[Information provided]
..............................

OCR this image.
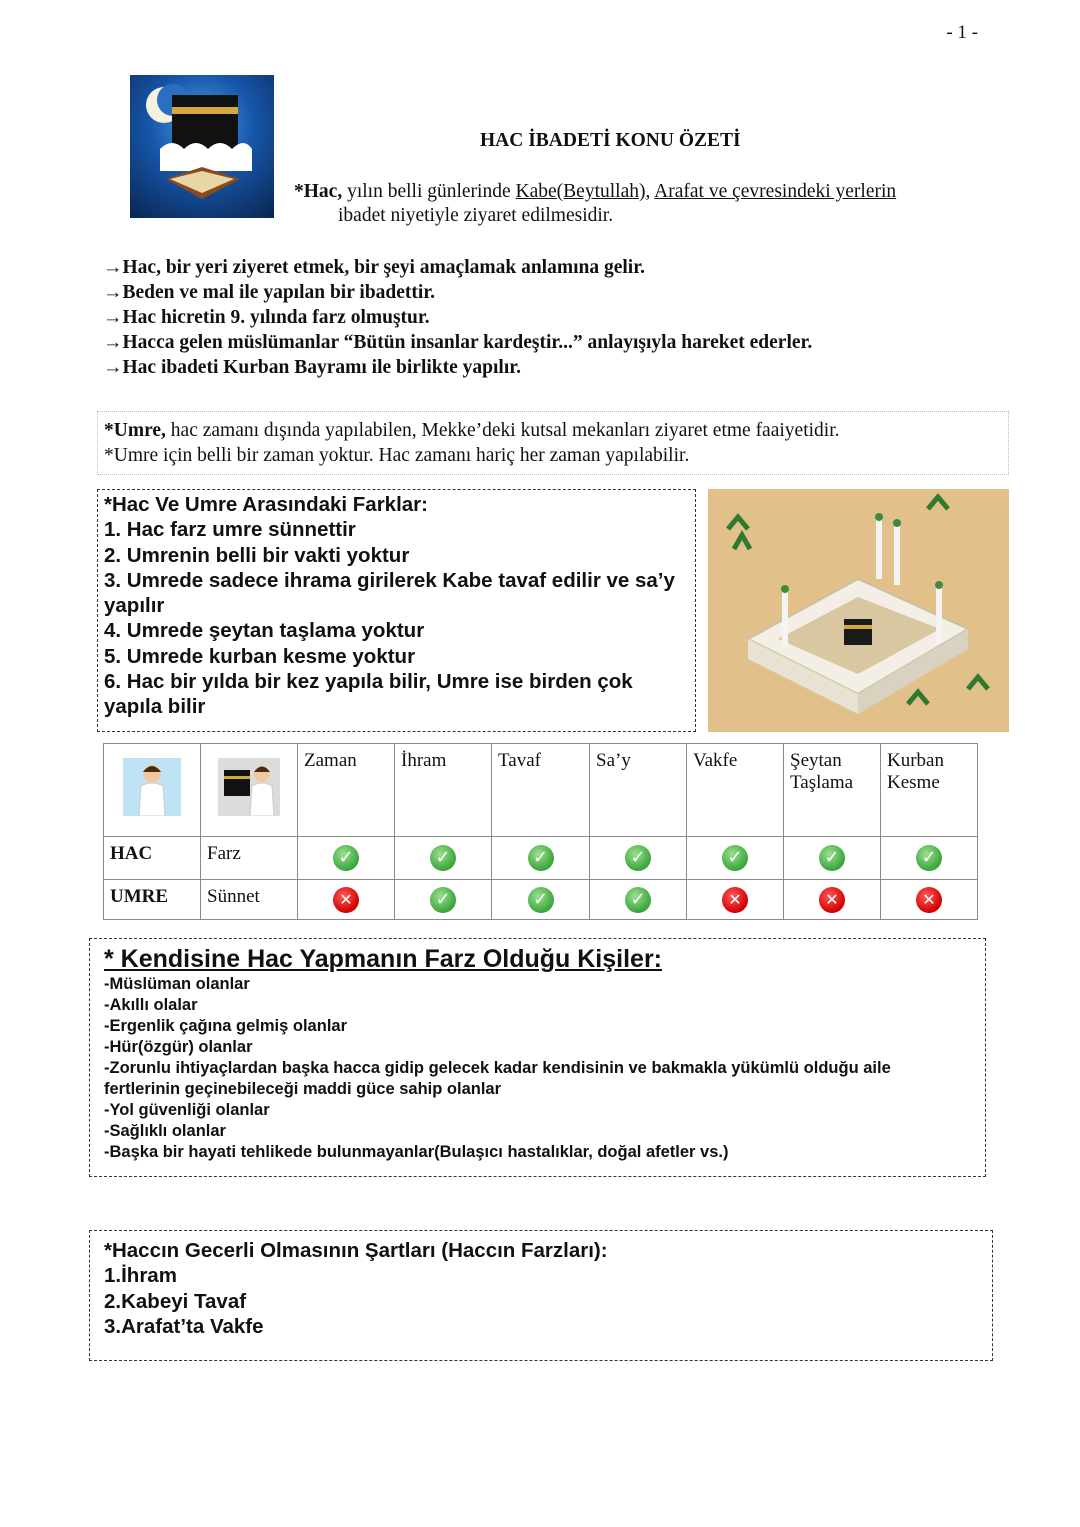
- 1 -
HAC İBADETİ KONU ÖZETİ
*Hac, yılın belli günlerinde Kabe(Beytullah), Arafat ve çevresindeki yerlerin
ibadet niyetiyle ziyaret edilmesidir.
→Hac, bir yeri ziyeret etmek, bir şeyi amaçlamak anlamına gelir.
→Beden ve mal ile yapılan bir ibadettir.
→Hac hicretin 9. yılında farz olmuştur.
→Hacca gelen müslümanlar “Bütün insanlar kardeştir...” anlayışıyla hareket ederler.
→Hac ibadeti Kurban Bayramı ile birlikte yapılır.
*Umre, hac zamanı dışında yapılabilen, Mekke’deki kutsal mekanları ziyaret etme faaiyetidir.
*Umre için belli bir zaman yoktur. Hac zamanı hariç her zaman yapılabilir.
*Hac Ve Umre Arasındaki Farklar:
1. Hac farz umre sünnettir
2. Umrenin belli bir vakti yoktur
3. Umrede sadece ihrama girilerek Kabe tavaf edilir ve sa’y yapılır
4. Umrede şeytan taşlama yoktur
5. Umrede kurban kesme yoktur
6. Hac bir yılda bir kez yapıla bilir, Umre ise birden çok yapıla bilir
		Zaman	İhram	Tavaf	Sa’y	Vakfe	Şeytan Taşlama	Kurban Kesme
HAC	Farz	✓	✓	✓	✓	✓	✓	✓
UMRE	Sünnet	✕	✓	✓	✓	✕	✕	✕
* Kendisine Hac Yapmanın Farz Olduğu Kişiler:
-Müslüman olanlar
-Akıllı olalar
-Ergenlik çağına gelmiş olanlar
-Hür(özgür) olanlar
-Zorunlu ihtiyaçlardan başka hacca gidip gelecek kadar kendisinin ve bakmakla yükümlü olduğu aile fertlerinin geçinebileceği maddi güce sahip olanlar
-Yol güvenliği olanlar
-Sağlıklı olanlar
-Başka bir hayati tehlikede bulunmayanlar(Bulaşıcı hastalıklar, doğal afetler vs.)
*Haccın Gecerli Olmasının Şartları (Haccın Farzları):
1.İhram
2.Kabeyi Tavaf
3.Arafat’ta Vakfe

..............................

[Do this]
Give the number of lines in the entries that hold the word "yapılır", and nothing else.

[Result]
2